= KURZE ÜBUNG 1 =
Stimmen diese Aussagen mit dem Text über Ulrich Rasche überein? (a) Petrus verleugnete Jesus dreimal. (b) In Rasches Inszenierung sprach ein einzelner Mann den Patriarchen. (c) Die Inszenierung von Lessings Schauspiel lief im Programm der Salzburger Festspiele. Antworte jeweils mit Ja oder Nein, und zitiere die entscheidenden Worte wörtlich.
= KURZE ÜBUNG 2 =
Benenne im Text über Ulrich Rasche „Chor“ in „Ensemble“ um, und gib dabei die Stelle von „Diese Linie, die“ bis „Hasses den Raum.“ wieder.

Ulrich Rasche inszeniert am Schauspielhaus Bochum Samuel Becketts modernen Klassiker »Warten auf Godot« – ein Gespräch.
Dreimal wurde Jesus von Petrus verleugnet. Dreimal hat der Apostel sein Leben über dessen Lehren und Überzeugungen gestellt. Ein Sündenfall, den er, der Fels, auf dem die christliche Kirche erbaut werden sollte, umgehend bereut und der dennoch Schule gemacht hat. Genau dreimal verkündet der Patriarch, der höchste Vertreter der Christen in Jerusalem, in »Nathan der Weise« seine Vorstellung christlichen Handelns: »Tut nichts! Der Jude wird verbrannt!« Auch das eine Verleugnung Jesu, ein Sündenfall, dem nicht die geringste Reue folgt. Im Gegenteil, über Jahrhunderte, bis hin zur Shoah und über sie hinaus, sind diese und andere Aufruhre zu Gewalt und Mord erklungen und gipfelten immer wieder in Akten der Zerstörung.
Diese Linie, die von den Worten des Patriarchen direkt zu Pogromen und zum Holocaust führt, hat Ulrich Rasche vor gut einem Jahr in seiner im Programm der Salzburger Festspiele gezeigten Inszenierung von Gotthold Ephraim Lessings Schauspiel nachgezeichnet. Der Patriarch, das war bei ihm kein einzelner Mann, sondern ein Chor von neun Frauen und Männern, die gemeinsam die Worte »Tut nichts! Der Jude wird verbrannt!« skandierte, einmal, zum zweiten und schließlich noch zum dritten Mal. Mit jedem dieser von Mordlust erfüllten Ausrufe wurde ihr Ton härter. Zugleich kam diese schwarz gekleidete Gruppe von Körpern, die sich wie ein Körper bewegten und auch so klangen, dem Publikum näher und näher. Spätestens beim dritten Ausruf erfüllte der Furor ihres Hasses den Raum.

= BEREITGESTELLTE ZEILEN =
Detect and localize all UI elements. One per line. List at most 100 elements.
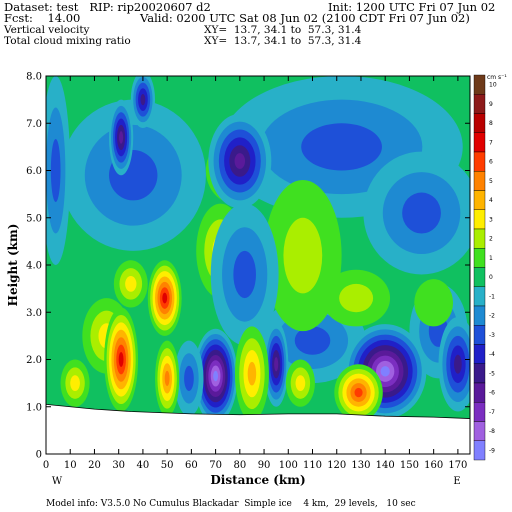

...

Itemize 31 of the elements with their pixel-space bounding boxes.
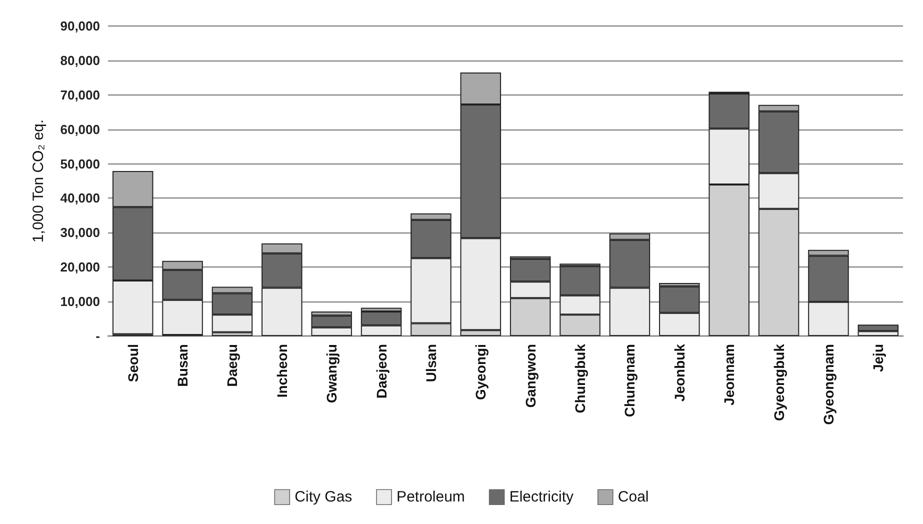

* * *

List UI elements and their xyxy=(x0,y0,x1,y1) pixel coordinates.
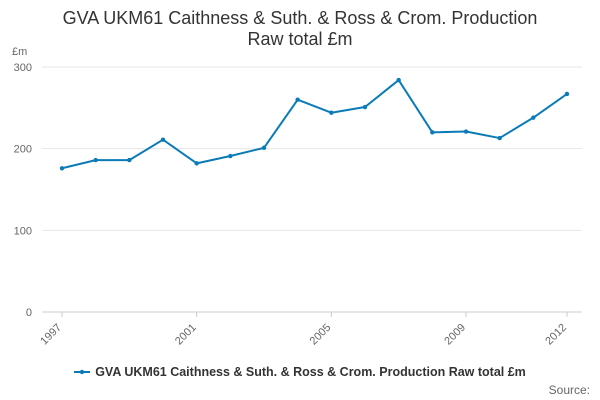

= RICHTIGES ERGEBNIS 1 =
(a) Ja: „Dreimal wurde Jesus von Petrus verleugnet.“
(b) Nein: „Der Patriarch, das war bei ihm kein einzelner Mann, sondern ein Chor von neun Frauen und Männern“
(c) Ja: „in seiner im Programm der Salzburger Festspiele gezeigten Inszenierung von Gotthold Ephraim Lessings Schauspiel“

= RICHTIGES ERGEBNIS 2 =
Diese Linie, die von den Worten des Patriarchen direkt zu Pogromen und zum Holocaust führt, hat Ulrich Rasche vor gut einem Jahr in seiner im Programm der Salzburger Festspiele gezeigten Inszenierung von Gotthold Ephraim Lessings Schauspiel nachgezeichnet. Der Patriarch, das war bei ihm kein einzelner Mann, sondern ein Ensemble von neun Frauen und Männern, die gemeinsam die Worte »Tut nichts! Der Jude wird verbrannt!« skandierte, einmal, zum zweiten und schließlich noch zum dritten Mal. Mit jedem dieser von Mordlust erfüllten Ausrufe wurde ihr Ton härter. Zugleich kam diese schwarz gekleidete Gruppe von Körpern, die sich wie ein Körper bewegten und auch so klangen, dem Publikum näher und näher. Spätestens beim dritten Ausruf erfüllte der Furor ihres Hasses den Raum.